Each entry that follows must be output without any deviation.

# Start of Records supplied

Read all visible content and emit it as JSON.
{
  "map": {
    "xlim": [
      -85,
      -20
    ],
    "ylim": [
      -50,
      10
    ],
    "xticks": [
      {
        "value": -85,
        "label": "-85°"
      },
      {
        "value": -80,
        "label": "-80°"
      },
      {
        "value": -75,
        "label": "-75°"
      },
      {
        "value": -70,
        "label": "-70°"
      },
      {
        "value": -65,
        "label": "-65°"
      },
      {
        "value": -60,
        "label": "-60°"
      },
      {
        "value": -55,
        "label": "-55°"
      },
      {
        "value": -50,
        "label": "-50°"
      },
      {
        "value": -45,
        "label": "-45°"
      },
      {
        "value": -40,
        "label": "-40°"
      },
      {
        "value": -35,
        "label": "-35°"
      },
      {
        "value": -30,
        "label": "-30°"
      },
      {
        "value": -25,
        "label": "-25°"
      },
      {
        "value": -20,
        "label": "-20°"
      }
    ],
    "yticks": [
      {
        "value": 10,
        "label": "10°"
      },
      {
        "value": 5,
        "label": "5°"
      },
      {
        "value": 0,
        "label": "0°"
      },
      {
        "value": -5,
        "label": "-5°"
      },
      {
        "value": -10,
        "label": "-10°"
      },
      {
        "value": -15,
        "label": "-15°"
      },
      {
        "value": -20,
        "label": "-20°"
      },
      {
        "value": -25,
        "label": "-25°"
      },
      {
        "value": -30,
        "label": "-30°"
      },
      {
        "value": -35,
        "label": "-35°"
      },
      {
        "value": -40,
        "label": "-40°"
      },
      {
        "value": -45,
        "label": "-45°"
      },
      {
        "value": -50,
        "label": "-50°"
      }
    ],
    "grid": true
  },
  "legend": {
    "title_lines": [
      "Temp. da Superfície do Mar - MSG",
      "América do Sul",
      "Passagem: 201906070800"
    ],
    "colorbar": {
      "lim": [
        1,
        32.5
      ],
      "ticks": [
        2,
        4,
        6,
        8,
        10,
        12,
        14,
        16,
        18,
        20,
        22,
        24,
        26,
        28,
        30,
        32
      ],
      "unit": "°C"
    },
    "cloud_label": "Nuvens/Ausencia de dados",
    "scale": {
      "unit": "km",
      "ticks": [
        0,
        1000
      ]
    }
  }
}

# End of Records supplied

Solution to this exercise
Read all visible content and emit it as JSON.
{
  "map": {
    "xlim": [
      -85,
      -20
    ],
    "ylim": [
      -50,
      10
    ],
    "xticks": [
      {
        "value": -85,
        "label": "-85°"
      },
      {
        "value": -80,
        "label": "-80°"
      },
      {
        "value": -75,
        "label": "-75°"
      },
      {
        "value": -70,
        "label": "-70°"
      },
      {
        "value": -65,
        "label": "-65°"
      },
      {
        "value": -60,
        "label": "-60°"
      },
      {
        "value": -55,
        "label": "-55°"
      },
      {
        "value": -50,
        "label": "-50°"
      },
      {
        "value": -45,
        "label": "-45°"
      },
      {
        "value": -40,
        "label": "-40°"
      },
      {
        "value": -35,
        "label": "-35°"
      },
      {
        "value": -30,
        "label": "-30°"
      },
      {
        "value": -25,
        "label": "-25°"
      },
      {
        "value": -20,
        "label": "-20°"
      }
    ],
    "yticks": [
      {
        "value": 10,
        "label": "10°"
      },
      {
        "value": 5,
        "label": "5°"
      },
      {
        "value": 0,
        "label": "0°"
      },
      {
        "value": -5,
        "label": "-5°"
      },
      {
        "value": -10,
        "label": "-10°"
      },
      {
        "value": -15,
        "label": "-15°"
      },
      {
        "value": -20,
        "label": "-20°"
      },
      {
        "value": -25,
        "label": "-25°"
      },
      {
        "value": -30,
        "label": "-30°"
      },
      {
        "value": -35,
        "label": "-35°"
      },
      {
        "value": -40,
        "label": "-40°"
      },
      {
        "value": -45,
        "label": "-45°"
      },
      {
        "value": -50,
        "label": "-50°"
      }
    ],
    "grid": true
  },
  "legend": {
    "title_lines": [
      "Temp. da Superfície do Mar - MSG",
      "América do Sul",
      "Passagem: 201906070800"
    ],
    "colorbar": {
      "lim": [
        1,
        32.5
      ],
      "ticks": [
        2,
        4,
        6,
        8,
        10,
        12,
        14,
        16,
        18,
        20,
        22,
        24,
        26,
        28,
        30,
        32
      ],
      "unit": "°C"
    },
    "cloud_label": "Nuvens/Ausencia de dados",
    "scale": {
      "unit": "km",
      "ticks": [
        0,
        1000
      ]
    }
  }
}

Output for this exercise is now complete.